***** Stored rows *****

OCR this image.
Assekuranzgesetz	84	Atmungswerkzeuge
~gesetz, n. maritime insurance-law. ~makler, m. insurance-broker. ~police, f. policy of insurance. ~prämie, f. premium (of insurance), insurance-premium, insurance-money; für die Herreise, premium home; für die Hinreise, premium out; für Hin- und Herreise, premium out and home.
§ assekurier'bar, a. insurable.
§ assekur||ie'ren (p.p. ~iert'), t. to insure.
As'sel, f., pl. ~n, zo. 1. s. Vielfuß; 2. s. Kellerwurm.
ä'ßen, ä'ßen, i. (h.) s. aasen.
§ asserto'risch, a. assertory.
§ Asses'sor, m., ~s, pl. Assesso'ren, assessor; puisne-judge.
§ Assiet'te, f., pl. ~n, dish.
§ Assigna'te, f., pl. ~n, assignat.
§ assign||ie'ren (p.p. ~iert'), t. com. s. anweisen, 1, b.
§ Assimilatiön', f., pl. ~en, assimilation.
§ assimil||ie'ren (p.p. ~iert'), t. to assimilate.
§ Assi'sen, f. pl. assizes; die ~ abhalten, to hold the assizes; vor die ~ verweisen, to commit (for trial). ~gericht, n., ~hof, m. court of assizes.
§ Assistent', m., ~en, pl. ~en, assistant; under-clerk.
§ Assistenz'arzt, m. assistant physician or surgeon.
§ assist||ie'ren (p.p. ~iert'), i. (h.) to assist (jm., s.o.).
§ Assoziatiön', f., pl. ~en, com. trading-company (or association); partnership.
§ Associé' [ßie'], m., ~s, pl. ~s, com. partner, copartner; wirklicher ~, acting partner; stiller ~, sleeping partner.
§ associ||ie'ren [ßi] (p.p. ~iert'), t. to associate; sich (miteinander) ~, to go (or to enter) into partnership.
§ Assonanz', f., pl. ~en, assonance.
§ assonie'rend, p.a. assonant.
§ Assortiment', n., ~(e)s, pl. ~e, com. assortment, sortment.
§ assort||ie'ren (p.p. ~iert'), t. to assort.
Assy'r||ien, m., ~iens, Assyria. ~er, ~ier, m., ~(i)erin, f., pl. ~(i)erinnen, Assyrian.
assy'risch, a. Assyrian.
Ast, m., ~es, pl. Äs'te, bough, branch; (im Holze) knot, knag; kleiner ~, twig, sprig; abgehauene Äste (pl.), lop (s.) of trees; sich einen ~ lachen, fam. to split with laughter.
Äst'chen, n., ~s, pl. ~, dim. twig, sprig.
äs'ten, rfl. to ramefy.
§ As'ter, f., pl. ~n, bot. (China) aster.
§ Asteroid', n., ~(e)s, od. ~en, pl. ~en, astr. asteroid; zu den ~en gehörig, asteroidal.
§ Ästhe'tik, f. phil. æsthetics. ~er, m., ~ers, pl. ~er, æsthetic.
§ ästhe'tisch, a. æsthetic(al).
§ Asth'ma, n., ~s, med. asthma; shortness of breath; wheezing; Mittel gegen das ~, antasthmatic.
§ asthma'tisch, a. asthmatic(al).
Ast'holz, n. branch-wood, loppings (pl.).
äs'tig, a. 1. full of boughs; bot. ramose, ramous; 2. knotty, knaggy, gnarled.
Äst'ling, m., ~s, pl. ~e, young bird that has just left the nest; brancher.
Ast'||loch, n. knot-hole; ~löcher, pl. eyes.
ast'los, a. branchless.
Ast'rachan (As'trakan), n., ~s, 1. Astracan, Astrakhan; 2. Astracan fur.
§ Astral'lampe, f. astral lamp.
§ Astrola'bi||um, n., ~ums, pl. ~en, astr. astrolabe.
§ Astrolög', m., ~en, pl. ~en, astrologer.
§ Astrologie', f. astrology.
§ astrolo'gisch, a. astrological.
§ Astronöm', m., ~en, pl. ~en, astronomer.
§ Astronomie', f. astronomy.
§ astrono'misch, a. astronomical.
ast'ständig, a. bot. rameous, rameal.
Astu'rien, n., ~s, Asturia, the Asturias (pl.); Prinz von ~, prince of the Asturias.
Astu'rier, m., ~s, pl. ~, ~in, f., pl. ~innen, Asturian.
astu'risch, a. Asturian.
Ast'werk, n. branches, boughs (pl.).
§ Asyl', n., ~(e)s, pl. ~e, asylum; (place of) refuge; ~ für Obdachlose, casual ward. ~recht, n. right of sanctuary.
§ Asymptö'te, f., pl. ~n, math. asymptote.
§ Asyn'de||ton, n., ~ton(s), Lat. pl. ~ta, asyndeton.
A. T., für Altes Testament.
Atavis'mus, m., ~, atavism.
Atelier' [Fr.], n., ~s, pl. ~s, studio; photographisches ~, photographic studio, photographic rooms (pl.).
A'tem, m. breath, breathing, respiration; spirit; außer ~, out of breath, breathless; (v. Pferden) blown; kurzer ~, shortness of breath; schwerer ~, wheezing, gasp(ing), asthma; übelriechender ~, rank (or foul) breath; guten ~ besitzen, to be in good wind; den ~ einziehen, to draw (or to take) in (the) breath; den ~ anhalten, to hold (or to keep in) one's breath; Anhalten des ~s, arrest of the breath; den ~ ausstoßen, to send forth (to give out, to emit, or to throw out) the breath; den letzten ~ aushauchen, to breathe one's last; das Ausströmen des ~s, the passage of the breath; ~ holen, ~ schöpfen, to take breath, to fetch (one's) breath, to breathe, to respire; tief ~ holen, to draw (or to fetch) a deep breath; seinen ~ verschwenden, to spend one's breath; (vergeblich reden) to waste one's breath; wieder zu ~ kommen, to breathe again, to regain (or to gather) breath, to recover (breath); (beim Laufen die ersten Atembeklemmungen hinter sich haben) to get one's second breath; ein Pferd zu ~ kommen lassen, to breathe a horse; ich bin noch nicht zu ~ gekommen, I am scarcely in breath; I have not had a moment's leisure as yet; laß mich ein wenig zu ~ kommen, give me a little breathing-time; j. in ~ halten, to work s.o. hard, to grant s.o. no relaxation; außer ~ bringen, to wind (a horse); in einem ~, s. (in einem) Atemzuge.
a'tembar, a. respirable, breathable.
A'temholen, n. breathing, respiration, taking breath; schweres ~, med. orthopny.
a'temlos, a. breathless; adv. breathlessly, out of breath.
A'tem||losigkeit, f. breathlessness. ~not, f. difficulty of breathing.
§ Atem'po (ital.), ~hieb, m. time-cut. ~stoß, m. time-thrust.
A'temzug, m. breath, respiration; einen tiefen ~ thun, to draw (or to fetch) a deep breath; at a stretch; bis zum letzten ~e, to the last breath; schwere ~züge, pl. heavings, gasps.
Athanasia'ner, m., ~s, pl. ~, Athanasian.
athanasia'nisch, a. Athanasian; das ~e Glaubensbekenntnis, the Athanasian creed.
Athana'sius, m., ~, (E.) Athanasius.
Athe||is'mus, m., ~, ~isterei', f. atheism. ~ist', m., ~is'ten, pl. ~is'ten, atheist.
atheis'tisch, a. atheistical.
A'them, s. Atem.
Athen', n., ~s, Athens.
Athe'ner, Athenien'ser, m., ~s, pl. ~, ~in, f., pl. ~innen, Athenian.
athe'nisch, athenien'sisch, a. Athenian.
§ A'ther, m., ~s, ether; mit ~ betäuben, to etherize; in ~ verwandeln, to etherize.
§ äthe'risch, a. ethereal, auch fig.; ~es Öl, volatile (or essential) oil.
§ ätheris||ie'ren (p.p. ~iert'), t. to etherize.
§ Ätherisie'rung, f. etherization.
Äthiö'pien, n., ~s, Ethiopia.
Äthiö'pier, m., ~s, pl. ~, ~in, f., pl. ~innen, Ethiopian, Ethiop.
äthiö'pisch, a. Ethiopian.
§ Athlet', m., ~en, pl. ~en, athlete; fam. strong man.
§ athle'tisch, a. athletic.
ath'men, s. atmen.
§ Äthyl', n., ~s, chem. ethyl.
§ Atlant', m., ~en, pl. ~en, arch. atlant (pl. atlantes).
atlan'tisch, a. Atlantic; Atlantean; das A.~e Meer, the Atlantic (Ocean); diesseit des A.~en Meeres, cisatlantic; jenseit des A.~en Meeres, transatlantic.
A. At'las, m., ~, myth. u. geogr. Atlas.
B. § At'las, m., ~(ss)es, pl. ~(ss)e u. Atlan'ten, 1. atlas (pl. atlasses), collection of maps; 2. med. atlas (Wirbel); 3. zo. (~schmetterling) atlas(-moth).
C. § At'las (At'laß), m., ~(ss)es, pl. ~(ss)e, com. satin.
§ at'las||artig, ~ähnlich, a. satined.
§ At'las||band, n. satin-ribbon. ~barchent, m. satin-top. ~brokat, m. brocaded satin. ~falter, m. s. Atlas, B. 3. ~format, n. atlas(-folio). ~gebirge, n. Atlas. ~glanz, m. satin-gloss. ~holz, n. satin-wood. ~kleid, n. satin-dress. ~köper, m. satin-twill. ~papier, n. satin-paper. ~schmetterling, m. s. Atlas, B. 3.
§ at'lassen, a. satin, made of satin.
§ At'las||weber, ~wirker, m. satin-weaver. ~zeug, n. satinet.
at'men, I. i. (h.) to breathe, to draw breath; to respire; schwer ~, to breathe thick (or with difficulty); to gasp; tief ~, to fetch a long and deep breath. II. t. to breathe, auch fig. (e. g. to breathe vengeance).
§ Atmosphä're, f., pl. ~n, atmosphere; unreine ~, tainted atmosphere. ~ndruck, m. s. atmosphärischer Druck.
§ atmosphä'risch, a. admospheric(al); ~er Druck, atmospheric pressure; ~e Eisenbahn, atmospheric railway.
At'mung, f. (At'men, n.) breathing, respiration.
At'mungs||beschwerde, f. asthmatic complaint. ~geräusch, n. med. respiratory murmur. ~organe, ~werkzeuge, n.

*****

*Your task*
Using the material above, report each line where "æsthetic" occurs.

*Output of the task*
§ Ästhe'tik, f. phil. æsthetics. ~er, m., ~ers, pl. ~er, æsthetic.
§ ästhe'tisch, a. æsthetic(al).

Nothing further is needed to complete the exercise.